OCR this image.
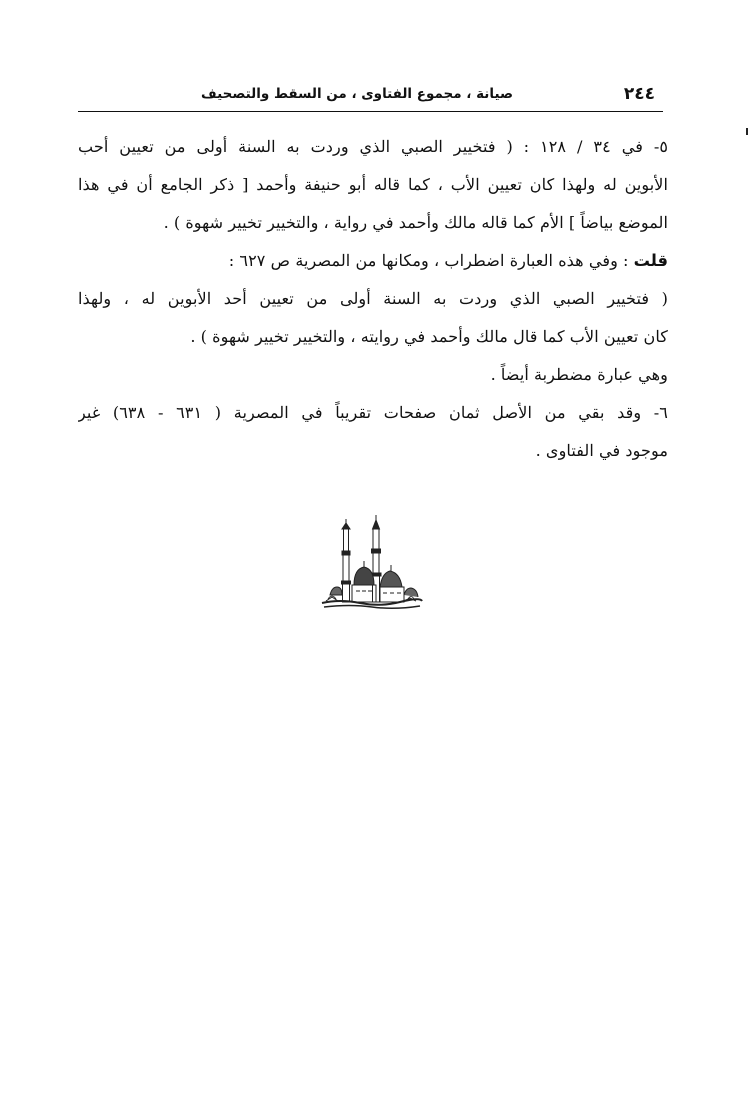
٢٤٤
صيانة ، مجموع الفتاوى ، من السقط والتصحيف
٥- في ٣٤ / ١٢٨ : ( فتخيير الصبي الذي وردت به السنة أولى من تعيين أحب
الأبوين له ولهذا كان تعيين الأب ، كما قاله أبو حنيفة وأحمد [ ذكر الجامع أن في هذا
الموضع بياضاً ] الأم كما قاله مالك وأحمد في رواية ، والتخيير تخيير شهوة ) .
قلت : وفي هذه العبارة اضطراب ، ومكانها من المصرية ص ٦٢٧ :
( فتخيير الصبي الذي وردت به السنة أولى من تعيين أحد الأبوين له ، ولهذا
كان تعيين الأب كما قال مالك وأحمد في روايته ، والتخيير تخيير شهوة ) .
وهي عبارة مضطربة أيضاً .
٦- وقد بقي من الأصل ثمان صفحات تقريباً في المصرية ( ٦٣١ - ٦٣٨) غير
موجود في الفتاوى .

————————

# Aim:
Reproduce the whole listing above word for word, but not its pictures.

# Written answer:
OCR this image.
٢٤٤
صيانة ، مجموع الفتاوى ، من السقط والتصحيف
٥- في ٣٤ / ١٢٨ : ( فتخيير الصبي الذي وردت به السنة أولى من تعيين أحب
الأبوين له ولهذا كان تعيين الأب ، كما قاله أبو حنيفة وأحمد [ ذكر الجامع أن في هذا
الموضع بياضاً ] الأم كما قاله مالك وأحمد في رواية ، والتخيير تخيير شهوة ) .
قلت : وفي هذه العبارة اضطراب ، ومكانها من المصرية ص ٦٢٧ :
( فتخيير الصبي الذي وردت به السنة أولى من تعيين أحد الأبوين له ، ولهذا
كان تعيين الأب كما قال مالك وأحمد في روايته ، والتخيير تخيير شهوة ) .
وهي عبارة مضطربة أيضاً .
٦- وقد بقي من الأصل ثمان صفحات تقريباً في المصرية ( ٦٣١ - ٦٣٨) غير
موجود في الفتاوى .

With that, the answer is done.